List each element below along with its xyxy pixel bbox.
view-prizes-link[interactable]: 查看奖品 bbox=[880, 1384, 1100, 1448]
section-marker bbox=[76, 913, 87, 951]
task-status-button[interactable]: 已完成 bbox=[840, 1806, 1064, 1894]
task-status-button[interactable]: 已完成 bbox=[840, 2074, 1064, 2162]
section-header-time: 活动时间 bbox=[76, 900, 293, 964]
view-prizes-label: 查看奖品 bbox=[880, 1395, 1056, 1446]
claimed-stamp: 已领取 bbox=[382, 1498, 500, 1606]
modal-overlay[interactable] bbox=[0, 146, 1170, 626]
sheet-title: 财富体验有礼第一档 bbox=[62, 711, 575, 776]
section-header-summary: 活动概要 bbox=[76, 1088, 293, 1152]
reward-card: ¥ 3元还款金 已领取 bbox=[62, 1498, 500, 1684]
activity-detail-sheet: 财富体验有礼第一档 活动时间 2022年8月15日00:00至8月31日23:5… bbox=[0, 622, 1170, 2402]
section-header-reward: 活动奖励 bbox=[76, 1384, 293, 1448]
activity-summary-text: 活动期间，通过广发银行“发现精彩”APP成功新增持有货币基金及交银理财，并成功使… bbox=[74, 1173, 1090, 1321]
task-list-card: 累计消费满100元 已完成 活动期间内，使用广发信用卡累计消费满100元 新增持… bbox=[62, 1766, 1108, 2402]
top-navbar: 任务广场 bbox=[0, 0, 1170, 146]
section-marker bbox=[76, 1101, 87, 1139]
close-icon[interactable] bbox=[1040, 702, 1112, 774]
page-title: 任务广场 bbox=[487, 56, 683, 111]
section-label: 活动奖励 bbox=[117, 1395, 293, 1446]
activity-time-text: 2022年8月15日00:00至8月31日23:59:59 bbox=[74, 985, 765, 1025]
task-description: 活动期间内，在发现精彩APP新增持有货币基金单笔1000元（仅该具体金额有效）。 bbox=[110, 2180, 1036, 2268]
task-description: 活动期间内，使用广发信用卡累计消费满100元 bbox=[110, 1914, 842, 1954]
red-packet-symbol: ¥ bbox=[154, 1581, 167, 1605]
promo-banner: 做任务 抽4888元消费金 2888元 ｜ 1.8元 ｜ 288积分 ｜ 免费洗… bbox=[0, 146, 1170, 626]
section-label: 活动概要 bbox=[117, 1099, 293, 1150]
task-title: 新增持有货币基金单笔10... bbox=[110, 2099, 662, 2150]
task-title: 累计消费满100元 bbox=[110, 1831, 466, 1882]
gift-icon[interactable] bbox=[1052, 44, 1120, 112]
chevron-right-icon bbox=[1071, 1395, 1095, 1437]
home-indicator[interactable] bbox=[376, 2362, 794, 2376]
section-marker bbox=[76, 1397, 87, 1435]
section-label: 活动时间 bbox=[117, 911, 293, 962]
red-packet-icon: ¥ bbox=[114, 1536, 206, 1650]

WHAT YOU HAVE TO DO: Can you reproduce every line of the records above, character for character, with nothing changed or left out?

RESPONSE TO THIS EXERCISE:
List each element below along with its xyxy pixel bbox.
view-prizes-link[interactable]: 查看奖品 bbox=[880, 1384, 1100, 1448]
section-marker bbox=[76, 913, 87, 951]
task-status-button[interactable]: 已完成 bbox=[840, 1806, 1064, 1894]
task-status-button[interactable]: 已完成 bbox=[840, 2074, 1064, 2162]
section-header-time: 活动时间 bbox=[76, 900, 293, 964]
view-prizes-label: 查看奖品 bbox=[880, 1395, 1056, 1446]
claimed-stamp: 已领取 bbox=[382, 1498, 500, 1606]
modal-overlay[interactable] bbox=[0, 146, 1170, 626]
sheet-title: 财富体验有礼第一档 bbox=[62, 711, 575, 776]
section-header-summary: 活动概要 bbox=[76, 1088, 293, 1152]
reward-card: ¥ 3元还款金 已领取 bbox=[62, 1498, 500, 1684]
activity-detail-sheet: 财富体验有礼第一档 活动时间 2022年8月15日00:00至8月31日23:5… bbox=[0, 622, 1170, 2402]
section-header-reward: 活动奖励 bbox=[76, 1384, 293, 1448]
activity-summary-text: 活动期间，通过广发银行“发现精彩”APP成功新增持有货币基金及交银理财，并成功使… bbox=[74, 1173, 1090, 1321]
task-list-card: 累计消费满100元 已完成 活动期间内，使用广发信用卡累计消费满100元 新增持… bbox=[62, 1766, 1108, 2402]
top-navbar: 任务广场 bbox=[0, 0, 1170, 146]
section-marker bbox=[76, 1101, 87, 1139]
close-icon[interactable] bbox=[1040, 702, 1112, 774]
page-title: 任务广场 bbox=[487, 56, 683, 111]
section-label: 活动奖励 bbox=[117, 1395, 293, 1446]
activity-time-text: 2022年8月15日00:00至8月31日23:59:59 bbox=[74, 985, 765, 1025]
task-description: 活动期间内，在发现精彩APP新增持有货币基金单笔1000元（仅该具体金额有效）。 bbox=[110, 2180, 1036, 2268]
task-description: 活动期间内，使用广发信用卡累计消费满100元 bbox=[110, 1914, 842, 1954]
red-packet-symbol: ¥ bbox=[154, 1581, 167, 1605]
promo-banner: 做任务 抽4888元消费金 2888元 ｜ 1.8元 ｜ 288积分 ｜ 免费洗… bbox=[0, 146, 1170, 626]
section-label: 活动概要 bbox=[117, 1099, 293, 1150]
task-title: 新增持有货币基金单笔10... bbox=[110, 2099, 662, 2150]
task-title: 累计消费满100元 bbox=[110, 1831, 466, 1882]
gift-icon[interactable] bbox=[1052, 44, 1120, 112]
chevron-right-icon bbox=[1071, 1395, 1095, 1437]
home-indicator[interactable] bbox=[376, 2362, 794, 2376]
section-marker bbox=[76, 1397, 87, 1435]
section-label: 活动时间 bbox=[117, 911, 293, 962]
red-packet-icon: ¥ bbox=[114, 1536, 206, 1650]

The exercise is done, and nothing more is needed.